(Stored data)
[start]

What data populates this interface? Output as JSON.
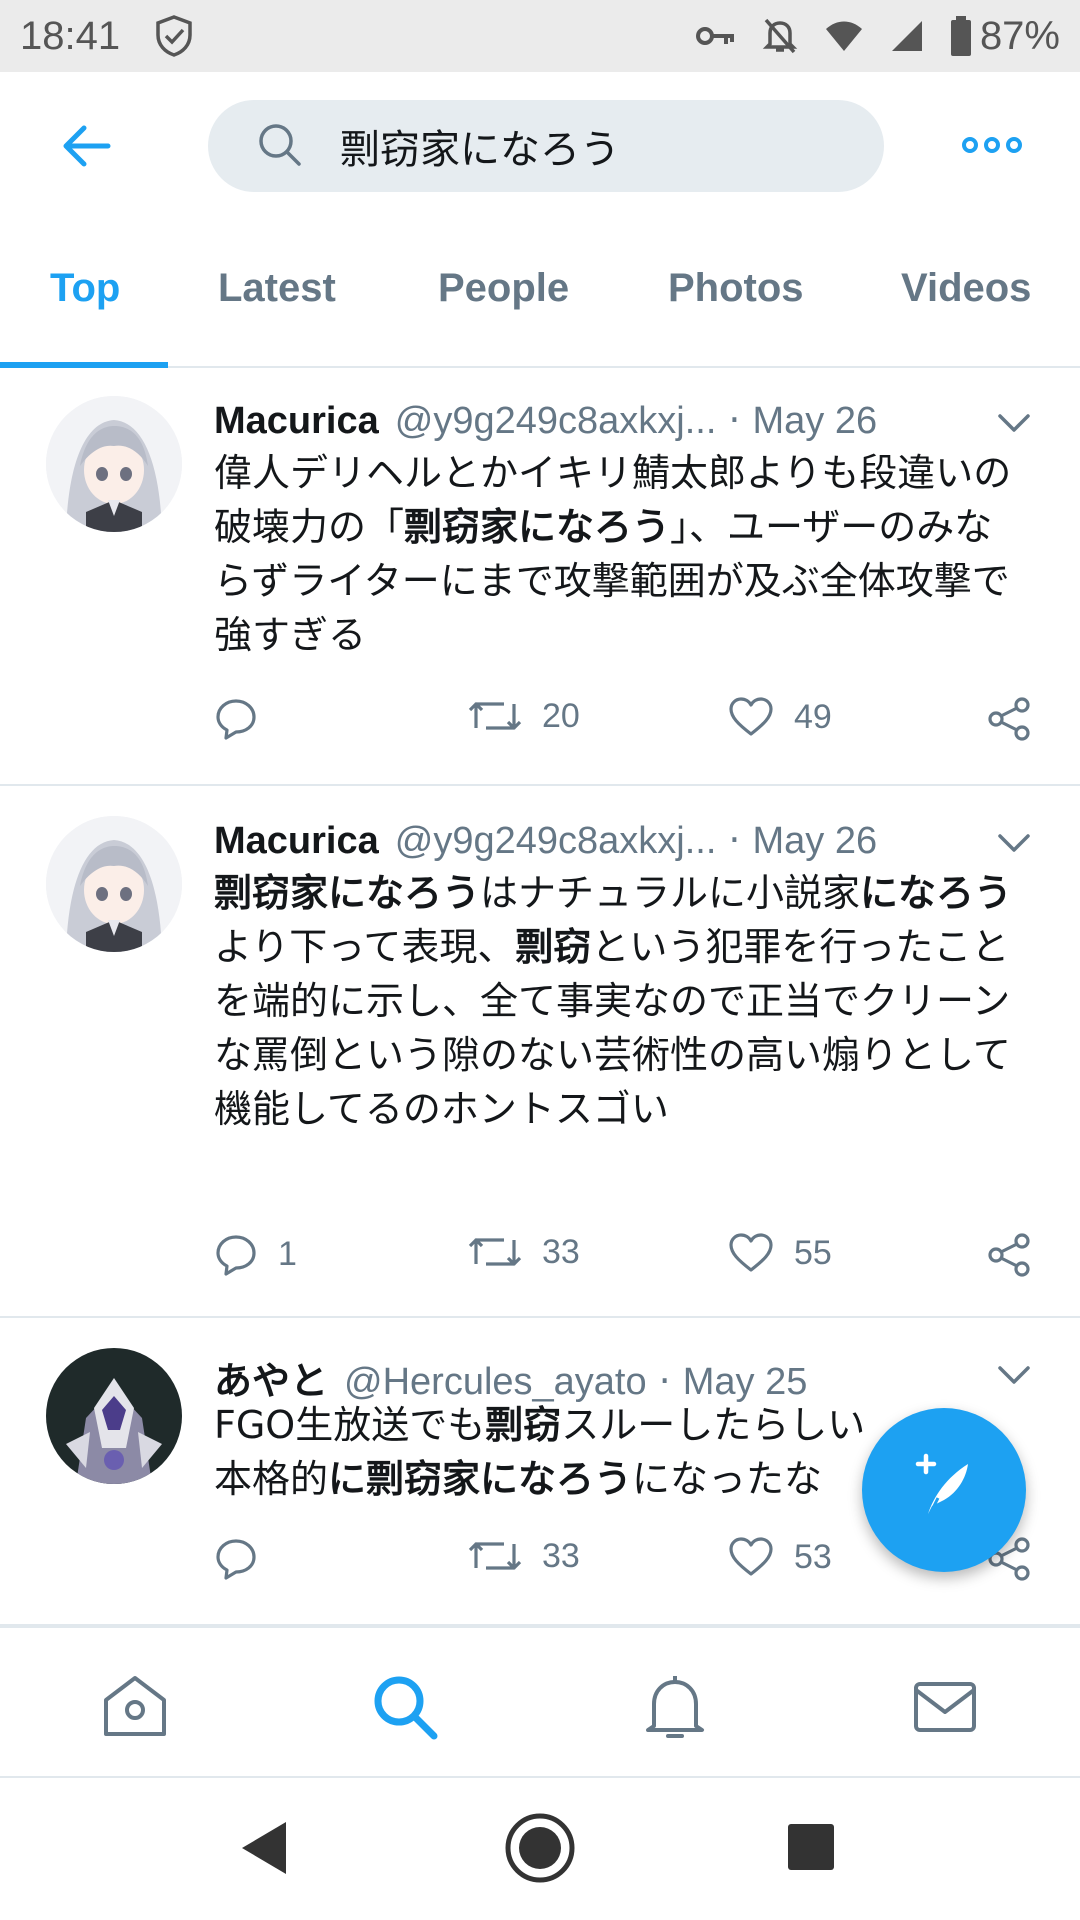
{
  "status_bar": {
    "time": "18:41",
    "battery": "87%",
    "icons": [
      "shield-check-icon",
      "vpn-key-icon",
      "notifications-off-icon",
      "wifi-icon",
      "signal-icon",
      "battery-icon"
    ]
  },
  "search": {
    "query": "剽窃家になろう",
    "icons": [
      "back-arrow-icon",
      "search-icon",
      "more-options-icon"
    ]
  },
  "tabs": [
    {
      "label": "Top",
      "active": true
    },
    {
      "label": "Latest",
      "active": false
    },
    {
      "label": "People",
      "active": false
    },
    {
      "label": "Photos",
      "active": false
    },
    {
      "label": "Videos",
      "active": false
    }
  ],
  "tweets": [
    {
      "name": "Macurica",
      "handle": "@y9g249c8axkxj...",
      "date": "May 26",
      "text_parts": [
        "偉人デリヘルとかイキリ鯖太郎よりも段違いの破壊力の「",
        "剽窃家になろう",
        "」、ユーザーのみならずライターにまで攻撃範囲が及ぶ全体攻撃で強すぎる"
      ],
      "replies": "",
      "retweets": "20",
      "likes": "49"
    },
    {
      "name": "Macurica",
      "handle": "@y9g249c8axkxj...",
      "date": "May 26",
      "text_parts": [
        "剽窃家になろう",
        "はナチュラルに小説家",
        "になろう",
        "より下って表現、",
        "剽窃",
        "という犯罪を行ったことを端的に示し、全て事実なので正当でクリーンな罵倒という隙のない芸術性の高い煽りとして機能してるのホントスゴい"
      ],
      "replies": "1",
      "retweets": "33",
      "likes": "55"
    },
    {
      "name": "あやと",
      "handle": "@Hercules_ayato",
      "date": "May 25",
      "text_parts": [
        "FGO生放送でも",
        "剽窃",
        "スルーしたらしい",
        "本格的",
        "に",
        "剽窃家になろう",
        "になったな"
      ],
      "replies": "",
      "retweets": "33",
      "likes": "53"
    }
  ],
  "bottom_nav": [
    "home-icon",
    "search-icon",
    "notifications-icon",
    "messages-icon"
  ],
  "colors": {
    "accent": "#1da1f2",
    "muted": "#657786",
    "text": "#14171a",
    "divider": "#e1e8ed"
  }
}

[end]

**WHAT IS BEING ASKED:**
Print the whole listing above once more, word for word, without its pictures.

**WRITTEN SOLUTION:**
What data populates this interface? Output as JSON.
{
  "status_bar": {
    "time": "18:41",
    "battery": "87%",
    "icons": [
      "shield-check-icon",
      "vpn-key-icon",
      "notifications-off-icon",
      "wifi-icon",
      "signal-icon",
      "battery-icon"
    ]
  },
  "search": {
    "query": "剽窃家になろう",
    "icons": [
      "back-arrow-icon",
      "search-icon",
      "more-options-icon"
    ]
  },
  "tabs": [
    {
      "label": "Top",
      "active": true
    },
    {
      "label": "Latest",
      "active": false
    },
    {
      "label": "People",
      "active": false
    },
    {
      "label": "Photos",
      "active": false
    },
    {
      "label": "Videos",
      "active": false
    }
  ],
  "tweets": [
    {
      "name": "Macurica",
      "handle": "@y9g249c8axkxj...",
      "date": "May 26",
      "text_parts": [
        "偉人デリヘルとかイキリ鯖太郎よりも段違いの破壊力の「",
        "剽窃家になろう",
        "」、ユーザーのみならずライターにまで攻撃範囲が及ぶ全体攻撃で強すぎる"
      ],
      "replies": "",
      "retweets": "20",
      "likes": "49"
    },
    {
      "name": "Macurica",
      "handle": "@y9g249c8axkxj...",
      "date": "May 26",
      "text_parts": [
        "剽窃家になろう",
        "はナチュラルに小説家",
        "になろう",
        "より下って表現、",
        "剽窃",
        "という犯罪を行ったことを端的に示し、全て事実なので正当でクリーンな罵倒という隙のない芸術性の高い煽りとして機能してるのホントスゴい"
      ],
      "replies": "1",
      "retweets": "33",
      "likes": "55"
    },
    {
      "name": "あやと",
      "handle": "@Hercules_ayato",
      "date": "May 25",
      "text_parts": [
        "FGO生放送でも",
        "剽窃",
        "スルーしたらしい",
        "本格的",
        "に",
        "剽窃家になろう",
        "になったな"
      ],
      "replies": "",
      "retweets": "33",
      "likes": "53"
    }
  ],
  "bottom_nav": [
    "home-icon",
    "search-icon",
    "notifications-icon",
    "messages-icon"
  ],
  "colors": {
    "accent": "#1da1f2",
    "muted": "#657786",
    "text": "#14171a",
    "divider": "#e1e8ed"
  }
}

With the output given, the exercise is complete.